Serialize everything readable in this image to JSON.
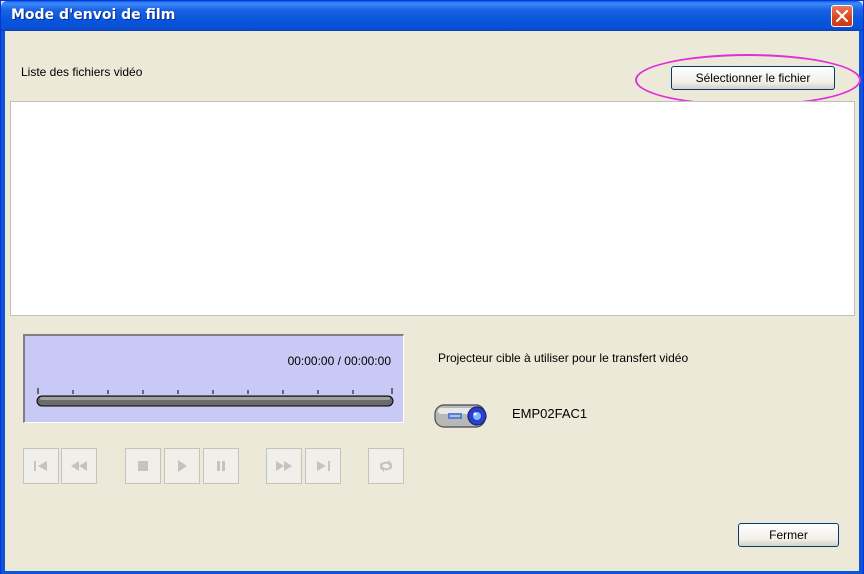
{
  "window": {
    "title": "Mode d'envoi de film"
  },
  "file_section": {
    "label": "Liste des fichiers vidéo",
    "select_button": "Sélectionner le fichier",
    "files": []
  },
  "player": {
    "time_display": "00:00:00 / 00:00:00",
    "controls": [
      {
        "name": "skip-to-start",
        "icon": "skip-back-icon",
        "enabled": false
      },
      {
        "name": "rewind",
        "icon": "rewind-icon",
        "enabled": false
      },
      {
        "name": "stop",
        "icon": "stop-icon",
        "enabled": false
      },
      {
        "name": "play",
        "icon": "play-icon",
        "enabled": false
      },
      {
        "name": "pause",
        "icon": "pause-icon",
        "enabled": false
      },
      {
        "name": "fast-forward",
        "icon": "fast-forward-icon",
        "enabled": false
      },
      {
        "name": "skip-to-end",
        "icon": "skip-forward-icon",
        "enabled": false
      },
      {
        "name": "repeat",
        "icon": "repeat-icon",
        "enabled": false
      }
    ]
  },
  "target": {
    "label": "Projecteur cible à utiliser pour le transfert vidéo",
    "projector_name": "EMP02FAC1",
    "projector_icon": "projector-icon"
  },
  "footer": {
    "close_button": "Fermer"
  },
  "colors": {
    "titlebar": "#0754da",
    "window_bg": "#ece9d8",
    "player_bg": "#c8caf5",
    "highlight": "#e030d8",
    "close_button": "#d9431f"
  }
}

> [The task]: Collect every line above that contains the word "skip".

> [Written solution]:
        "name": "skip-to-start",
        "icon": "skip-back-icon",
        "name": "skip-to-end",
        "icon": "skip-forward-icon",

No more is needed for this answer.